(Data excerpts)
::::

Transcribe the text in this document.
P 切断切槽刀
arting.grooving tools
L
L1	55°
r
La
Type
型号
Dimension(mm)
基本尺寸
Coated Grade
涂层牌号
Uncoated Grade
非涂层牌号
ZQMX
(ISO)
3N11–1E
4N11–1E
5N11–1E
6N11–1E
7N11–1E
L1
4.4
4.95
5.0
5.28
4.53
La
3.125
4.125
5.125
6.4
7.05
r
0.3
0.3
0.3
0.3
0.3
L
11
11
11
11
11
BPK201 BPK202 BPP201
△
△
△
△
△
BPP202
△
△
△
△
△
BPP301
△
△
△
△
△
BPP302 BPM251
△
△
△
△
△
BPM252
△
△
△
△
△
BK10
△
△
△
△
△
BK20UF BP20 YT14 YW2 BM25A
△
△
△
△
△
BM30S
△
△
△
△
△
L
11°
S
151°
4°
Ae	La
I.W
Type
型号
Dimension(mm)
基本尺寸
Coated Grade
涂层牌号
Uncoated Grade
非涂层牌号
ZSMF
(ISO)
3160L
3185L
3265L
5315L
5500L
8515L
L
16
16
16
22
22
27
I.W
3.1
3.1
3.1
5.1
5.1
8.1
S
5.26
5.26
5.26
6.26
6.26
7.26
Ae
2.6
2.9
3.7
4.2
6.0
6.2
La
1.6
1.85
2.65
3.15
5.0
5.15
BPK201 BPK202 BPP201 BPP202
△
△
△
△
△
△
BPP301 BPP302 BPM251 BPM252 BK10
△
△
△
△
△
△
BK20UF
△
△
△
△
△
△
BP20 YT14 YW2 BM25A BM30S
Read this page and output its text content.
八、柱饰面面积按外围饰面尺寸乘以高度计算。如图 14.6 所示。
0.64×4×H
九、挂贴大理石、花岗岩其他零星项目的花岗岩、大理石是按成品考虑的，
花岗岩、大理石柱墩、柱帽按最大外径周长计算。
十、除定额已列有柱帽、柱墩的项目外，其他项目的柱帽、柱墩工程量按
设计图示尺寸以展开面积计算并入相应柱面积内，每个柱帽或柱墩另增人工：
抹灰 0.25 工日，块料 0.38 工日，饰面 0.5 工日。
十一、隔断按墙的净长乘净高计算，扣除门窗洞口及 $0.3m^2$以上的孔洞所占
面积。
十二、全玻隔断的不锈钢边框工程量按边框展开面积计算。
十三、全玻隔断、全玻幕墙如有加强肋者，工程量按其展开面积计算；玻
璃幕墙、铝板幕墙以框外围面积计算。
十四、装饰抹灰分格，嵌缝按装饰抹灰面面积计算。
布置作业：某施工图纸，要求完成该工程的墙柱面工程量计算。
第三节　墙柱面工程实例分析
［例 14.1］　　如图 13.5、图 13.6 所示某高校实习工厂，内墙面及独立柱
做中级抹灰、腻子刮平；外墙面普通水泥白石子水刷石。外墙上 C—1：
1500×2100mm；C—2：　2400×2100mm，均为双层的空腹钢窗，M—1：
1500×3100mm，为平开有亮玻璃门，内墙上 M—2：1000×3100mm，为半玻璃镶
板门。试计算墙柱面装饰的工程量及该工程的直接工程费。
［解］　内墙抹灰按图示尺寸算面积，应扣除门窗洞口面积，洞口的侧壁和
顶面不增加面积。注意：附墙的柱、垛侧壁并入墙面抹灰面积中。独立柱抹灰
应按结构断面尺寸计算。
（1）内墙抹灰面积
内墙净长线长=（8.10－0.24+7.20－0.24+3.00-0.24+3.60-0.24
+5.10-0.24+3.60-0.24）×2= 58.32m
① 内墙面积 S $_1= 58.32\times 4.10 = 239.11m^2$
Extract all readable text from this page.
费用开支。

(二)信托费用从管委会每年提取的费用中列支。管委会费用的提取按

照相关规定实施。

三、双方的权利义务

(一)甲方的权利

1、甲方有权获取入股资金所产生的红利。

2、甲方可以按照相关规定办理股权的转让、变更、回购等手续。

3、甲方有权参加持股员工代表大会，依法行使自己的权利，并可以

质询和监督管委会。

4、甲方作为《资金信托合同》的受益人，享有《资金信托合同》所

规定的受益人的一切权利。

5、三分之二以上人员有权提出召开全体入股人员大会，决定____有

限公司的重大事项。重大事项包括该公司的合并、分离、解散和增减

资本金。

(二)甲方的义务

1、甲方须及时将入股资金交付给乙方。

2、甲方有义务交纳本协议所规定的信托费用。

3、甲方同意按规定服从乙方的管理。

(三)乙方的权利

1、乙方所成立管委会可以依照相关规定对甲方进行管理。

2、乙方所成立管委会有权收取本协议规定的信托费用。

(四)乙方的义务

::::

Locate the line with "Extract all readable text from this page." in the entries above; extract it and every line after it, verbatim.

**Result of this exercise**
Extract all readable text from this page.
费用开支。

(二)信托费用从管委会每年提取的费用中列支。管委会费用的提取按

照相关规定实施。

三、双方的权利义务

(一)甲方的权利

1、甲方有权获取入股资金所产生的红利。

2、甲方可以按照相关规定办理股权的转让、变更、回购等手续。

3、甲方有权参加持股员工代表大会，依法行使自己的权利，并可以

质询和监督管委会。

4、甲方作为《资金信托合同》的受益人，享有《资金信托合同》所

规定的受益人的一切权利。

5、三分之二以上人员有权提出召开全体入股人员大会，决定____有

限公司的重大事项。重大事项包括该公司的合并、分离、解散和增减

资本金。

(二)甲方的义务

1、甲方须及时将入股资金交付给乙方。

2、甲方有义务交纳本协议所规定的信托费用。

3、甲方同意按规定服从乙方的管理。

(三)乙方的权利

1、乙方所成立管委会可以依照相关规定对甲方进行管理。

2、乙方所成立管委会有权收取本协议规定的信托费用。

(四)乙方的义务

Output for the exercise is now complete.